**GOAL OF THE EXERCISE**: Copy each line in the data that includes the word "quòd".

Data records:
>>>

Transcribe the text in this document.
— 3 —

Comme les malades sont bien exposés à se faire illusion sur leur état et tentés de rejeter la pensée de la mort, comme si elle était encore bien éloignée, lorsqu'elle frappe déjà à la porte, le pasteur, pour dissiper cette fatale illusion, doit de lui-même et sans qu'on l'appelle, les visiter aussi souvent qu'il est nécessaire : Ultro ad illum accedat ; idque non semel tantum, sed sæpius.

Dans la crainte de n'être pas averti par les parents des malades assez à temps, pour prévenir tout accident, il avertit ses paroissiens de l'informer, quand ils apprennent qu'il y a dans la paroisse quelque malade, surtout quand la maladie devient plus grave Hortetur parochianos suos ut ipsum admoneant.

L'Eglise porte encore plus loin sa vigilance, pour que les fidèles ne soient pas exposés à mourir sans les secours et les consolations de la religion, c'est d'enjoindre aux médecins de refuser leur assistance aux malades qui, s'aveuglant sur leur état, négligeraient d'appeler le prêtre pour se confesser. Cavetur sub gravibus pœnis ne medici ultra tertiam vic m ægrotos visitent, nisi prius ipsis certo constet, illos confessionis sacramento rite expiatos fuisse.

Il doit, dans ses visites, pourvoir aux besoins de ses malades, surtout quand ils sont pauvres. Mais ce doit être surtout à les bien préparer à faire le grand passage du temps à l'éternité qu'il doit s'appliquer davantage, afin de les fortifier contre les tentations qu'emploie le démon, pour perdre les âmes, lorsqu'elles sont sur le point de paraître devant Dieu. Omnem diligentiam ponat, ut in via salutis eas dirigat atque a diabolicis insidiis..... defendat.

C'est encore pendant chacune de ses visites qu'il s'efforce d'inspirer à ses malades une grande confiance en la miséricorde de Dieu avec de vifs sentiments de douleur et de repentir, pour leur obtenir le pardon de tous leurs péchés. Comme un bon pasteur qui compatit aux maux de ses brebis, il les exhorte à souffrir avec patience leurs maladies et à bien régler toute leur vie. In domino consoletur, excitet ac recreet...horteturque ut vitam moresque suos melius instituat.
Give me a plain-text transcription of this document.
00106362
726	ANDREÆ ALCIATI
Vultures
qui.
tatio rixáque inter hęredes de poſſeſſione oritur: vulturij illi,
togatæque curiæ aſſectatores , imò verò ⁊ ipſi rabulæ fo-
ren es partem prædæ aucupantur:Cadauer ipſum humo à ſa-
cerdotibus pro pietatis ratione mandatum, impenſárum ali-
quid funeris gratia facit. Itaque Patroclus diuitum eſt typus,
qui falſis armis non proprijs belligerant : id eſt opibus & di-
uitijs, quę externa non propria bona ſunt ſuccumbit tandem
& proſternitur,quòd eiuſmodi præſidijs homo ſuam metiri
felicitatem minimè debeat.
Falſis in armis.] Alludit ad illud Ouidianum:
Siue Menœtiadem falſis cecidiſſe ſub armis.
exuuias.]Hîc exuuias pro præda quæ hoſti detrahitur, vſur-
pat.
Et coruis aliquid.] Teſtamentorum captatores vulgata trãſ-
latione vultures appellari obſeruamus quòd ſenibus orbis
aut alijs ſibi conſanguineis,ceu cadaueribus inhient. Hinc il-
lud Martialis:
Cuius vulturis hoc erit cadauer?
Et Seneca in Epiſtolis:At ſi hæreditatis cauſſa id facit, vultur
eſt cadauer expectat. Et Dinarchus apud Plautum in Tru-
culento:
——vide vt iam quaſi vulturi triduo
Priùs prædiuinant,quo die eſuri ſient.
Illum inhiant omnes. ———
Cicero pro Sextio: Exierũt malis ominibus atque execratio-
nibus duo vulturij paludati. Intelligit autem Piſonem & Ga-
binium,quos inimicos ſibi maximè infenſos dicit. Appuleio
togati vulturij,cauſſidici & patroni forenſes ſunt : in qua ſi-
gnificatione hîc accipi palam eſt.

<<<

**SOLUTION FOR THIS PROBLEM**:
& proſternitur,quòd eiuſmodi præſidijs homo ſuam metiri
latione vultures appellari obſeruamus quòd ſenibus orbis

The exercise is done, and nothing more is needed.